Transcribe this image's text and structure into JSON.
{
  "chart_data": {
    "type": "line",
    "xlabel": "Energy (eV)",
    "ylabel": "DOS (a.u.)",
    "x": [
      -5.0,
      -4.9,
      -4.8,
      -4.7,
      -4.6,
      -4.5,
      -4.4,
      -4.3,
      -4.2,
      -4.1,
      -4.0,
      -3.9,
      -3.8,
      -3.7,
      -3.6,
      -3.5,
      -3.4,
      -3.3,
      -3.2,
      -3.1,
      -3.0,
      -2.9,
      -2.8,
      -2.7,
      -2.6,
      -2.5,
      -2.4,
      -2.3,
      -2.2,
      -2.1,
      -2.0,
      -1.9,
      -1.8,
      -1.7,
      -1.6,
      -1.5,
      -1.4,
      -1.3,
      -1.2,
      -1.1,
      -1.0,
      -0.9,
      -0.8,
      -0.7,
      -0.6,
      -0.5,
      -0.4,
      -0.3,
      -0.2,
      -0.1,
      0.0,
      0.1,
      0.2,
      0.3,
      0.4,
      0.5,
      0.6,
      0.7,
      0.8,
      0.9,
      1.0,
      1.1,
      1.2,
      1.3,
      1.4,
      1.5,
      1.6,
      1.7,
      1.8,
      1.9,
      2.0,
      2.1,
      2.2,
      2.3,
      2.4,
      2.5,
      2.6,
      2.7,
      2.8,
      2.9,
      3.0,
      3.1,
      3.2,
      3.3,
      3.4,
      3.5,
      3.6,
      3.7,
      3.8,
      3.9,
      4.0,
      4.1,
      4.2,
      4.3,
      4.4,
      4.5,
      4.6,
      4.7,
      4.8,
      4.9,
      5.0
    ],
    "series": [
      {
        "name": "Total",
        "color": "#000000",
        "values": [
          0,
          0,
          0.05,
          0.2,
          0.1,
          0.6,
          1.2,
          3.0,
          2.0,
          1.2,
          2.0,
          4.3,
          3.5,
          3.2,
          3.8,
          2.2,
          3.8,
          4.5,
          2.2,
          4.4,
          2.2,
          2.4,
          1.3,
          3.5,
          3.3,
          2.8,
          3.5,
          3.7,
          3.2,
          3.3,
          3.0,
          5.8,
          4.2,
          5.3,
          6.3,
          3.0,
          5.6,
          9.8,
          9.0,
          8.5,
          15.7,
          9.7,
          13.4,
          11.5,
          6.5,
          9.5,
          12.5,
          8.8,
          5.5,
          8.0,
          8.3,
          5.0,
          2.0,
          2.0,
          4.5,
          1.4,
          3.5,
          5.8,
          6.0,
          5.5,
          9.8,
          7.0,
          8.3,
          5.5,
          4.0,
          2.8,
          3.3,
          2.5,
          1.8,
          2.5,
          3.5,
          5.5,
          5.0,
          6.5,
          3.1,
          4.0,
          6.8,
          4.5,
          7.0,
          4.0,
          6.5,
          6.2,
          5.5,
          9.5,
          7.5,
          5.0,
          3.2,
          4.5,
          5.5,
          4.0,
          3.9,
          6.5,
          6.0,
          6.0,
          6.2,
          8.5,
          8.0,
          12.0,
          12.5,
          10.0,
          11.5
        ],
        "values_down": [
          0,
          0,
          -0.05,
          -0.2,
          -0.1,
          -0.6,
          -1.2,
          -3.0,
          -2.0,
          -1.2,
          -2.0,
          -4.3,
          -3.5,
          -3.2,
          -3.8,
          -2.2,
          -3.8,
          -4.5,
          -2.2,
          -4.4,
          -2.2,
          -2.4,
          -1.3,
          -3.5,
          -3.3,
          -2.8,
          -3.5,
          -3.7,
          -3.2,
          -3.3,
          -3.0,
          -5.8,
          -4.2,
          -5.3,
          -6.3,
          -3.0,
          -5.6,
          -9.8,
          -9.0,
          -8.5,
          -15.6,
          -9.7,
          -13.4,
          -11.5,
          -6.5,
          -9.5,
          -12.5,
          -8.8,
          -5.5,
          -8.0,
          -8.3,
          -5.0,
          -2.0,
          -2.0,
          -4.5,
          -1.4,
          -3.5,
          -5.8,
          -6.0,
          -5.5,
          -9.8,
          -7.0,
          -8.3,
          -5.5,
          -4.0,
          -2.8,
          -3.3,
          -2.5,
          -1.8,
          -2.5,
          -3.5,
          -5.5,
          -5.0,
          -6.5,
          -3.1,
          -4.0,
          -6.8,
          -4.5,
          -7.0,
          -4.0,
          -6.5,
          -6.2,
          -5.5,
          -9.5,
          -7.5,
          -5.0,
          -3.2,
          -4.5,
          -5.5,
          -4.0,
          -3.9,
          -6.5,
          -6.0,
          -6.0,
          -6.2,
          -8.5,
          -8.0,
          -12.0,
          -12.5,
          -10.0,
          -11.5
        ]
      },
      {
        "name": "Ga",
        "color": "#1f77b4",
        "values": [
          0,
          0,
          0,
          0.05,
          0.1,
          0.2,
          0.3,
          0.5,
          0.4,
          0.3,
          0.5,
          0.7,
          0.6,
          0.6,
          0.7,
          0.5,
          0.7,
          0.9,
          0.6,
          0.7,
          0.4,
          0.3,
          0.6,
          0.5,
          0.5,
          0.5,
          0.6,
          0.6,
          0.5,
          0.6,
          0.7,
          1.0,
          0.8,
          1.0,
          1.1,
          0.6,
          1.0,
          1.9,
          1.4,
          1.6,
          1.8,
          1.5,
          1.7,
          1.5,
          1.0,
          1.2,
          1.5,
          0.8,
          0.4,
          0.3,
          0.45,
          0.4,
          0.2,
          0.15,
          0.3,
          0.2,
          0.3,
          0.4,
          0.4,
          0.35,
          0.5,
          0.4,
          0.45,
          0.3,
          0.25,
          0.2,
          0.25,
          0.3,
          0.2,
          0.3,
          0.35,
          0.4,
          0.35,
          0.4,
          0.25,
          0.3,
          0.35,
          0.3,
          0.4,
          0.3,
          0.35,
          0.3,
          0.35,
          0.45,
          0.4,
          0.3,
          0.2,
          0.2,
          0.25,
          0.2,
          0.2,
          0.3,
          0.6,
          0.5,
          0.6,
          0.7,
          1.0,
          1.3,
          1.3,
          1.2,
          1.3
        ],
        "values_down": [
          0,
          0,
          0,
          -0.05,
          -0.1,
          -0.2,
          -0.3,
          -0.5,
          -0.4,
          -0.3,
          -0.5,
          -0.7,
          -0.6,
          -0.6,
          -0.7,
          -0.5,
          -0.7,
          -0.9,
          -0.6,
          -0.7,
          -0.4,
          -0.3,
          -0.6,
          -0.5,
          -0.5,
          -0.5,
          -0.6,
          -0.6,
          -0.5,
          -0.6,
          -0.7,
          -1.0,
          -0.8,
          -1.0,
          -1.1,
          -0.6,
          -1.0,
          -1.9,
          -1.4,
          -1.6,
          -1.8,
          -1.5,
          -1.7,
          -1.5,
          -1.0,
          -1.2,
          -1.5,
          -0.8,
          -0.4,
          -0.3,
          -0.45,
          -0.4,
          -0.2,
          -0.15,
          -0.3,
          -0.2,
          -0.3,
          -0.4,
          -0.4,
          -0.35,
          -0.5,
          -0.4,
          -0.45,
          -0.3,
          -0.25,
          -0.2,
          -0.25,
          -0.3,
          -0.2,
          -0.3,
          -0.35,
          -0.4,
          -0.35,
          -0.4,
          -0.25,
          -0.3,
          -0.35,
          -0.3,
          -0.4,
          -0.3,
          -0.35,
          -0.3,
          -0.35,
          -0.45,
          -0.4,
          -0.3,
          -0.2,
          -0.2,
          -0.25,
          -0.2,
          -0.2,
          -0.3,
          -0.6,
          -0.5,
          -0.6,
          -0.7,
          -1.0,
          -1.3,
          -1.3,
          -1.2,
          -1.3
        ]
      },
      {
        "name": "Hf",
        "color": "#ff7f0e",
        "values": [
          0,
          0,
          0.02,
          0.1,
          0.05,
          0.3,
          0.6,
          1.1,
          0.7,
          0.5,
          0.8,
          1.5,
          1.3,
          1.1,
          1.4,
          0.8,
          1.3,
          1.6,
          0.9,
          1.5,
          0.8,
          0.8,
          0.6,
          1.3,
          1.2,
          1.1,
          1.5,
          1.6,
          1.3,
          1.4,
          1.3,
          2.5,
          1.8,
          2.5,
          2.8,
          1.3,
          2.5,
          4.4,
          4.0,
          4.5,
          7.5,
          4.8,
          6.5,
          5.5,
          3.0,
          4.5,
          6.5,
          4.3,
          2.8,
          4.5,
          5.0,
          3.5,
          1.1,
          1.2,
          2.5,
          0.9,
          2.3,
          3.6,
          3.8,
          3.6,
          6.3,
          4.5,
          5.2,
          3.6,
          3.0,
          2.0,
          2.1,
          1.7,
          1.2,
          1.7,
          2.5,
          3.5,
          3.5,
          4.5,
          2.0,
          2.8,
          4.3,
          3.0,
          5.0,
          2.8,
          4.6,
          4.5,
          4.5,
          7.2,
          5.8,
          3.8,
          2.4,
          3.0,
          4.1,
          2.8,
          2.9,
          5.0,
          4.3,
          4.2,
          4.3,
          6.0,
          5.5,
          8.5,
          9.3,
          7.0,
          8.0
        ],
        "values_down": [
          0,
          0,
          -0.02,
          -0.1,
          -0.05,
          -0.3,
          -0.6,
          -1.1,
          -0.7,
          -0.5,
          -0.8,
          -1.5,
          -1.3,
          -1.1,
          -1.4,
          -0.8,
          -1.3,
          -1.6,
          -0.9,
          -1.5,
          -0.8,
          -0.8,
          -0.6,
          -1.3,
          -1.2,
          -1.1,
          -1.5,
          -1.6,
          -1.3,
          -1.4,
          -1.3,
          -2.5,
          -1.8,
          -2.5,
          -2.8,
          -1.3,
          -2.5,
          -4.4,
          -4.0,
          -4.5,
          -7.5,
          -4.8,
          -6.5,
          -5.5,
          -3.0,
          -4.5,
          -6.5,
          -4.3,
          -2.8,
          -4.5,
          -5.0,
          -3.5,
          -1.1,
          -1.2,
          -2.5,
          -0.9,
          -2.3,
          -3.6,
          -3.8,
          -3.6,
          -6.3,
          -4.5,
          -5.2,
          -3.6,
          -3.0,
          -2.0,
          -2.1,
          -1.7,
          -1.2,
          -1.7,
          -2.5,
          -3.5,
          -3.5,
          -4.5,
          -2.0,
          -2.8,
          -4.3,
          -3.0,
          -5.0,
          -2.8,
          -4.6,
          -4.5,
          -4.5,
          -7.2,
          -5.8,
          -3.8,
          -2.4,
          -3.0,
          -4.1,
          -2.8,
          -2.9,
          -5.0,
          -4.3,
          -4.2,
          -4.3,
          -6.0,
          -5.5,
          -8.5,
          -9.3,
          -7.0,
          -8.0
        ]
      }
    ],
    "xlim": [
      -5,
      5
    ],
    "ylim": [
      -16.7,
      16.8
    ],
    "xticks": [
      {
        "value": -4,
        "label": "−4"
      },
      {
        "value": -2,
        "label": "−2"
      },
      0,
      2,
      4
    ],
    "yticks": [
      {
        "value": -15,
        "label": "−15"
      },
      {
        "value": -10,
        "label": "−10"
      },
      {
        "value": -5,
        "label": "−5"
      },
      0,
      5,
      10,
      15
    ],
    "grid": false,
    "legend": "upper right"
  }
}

· · ·

DIRECTIONS FOR THIS TASK: The string "color" may appear in lines of the listing above; tally those lines and give the number only.

CORRECT RESULT: 3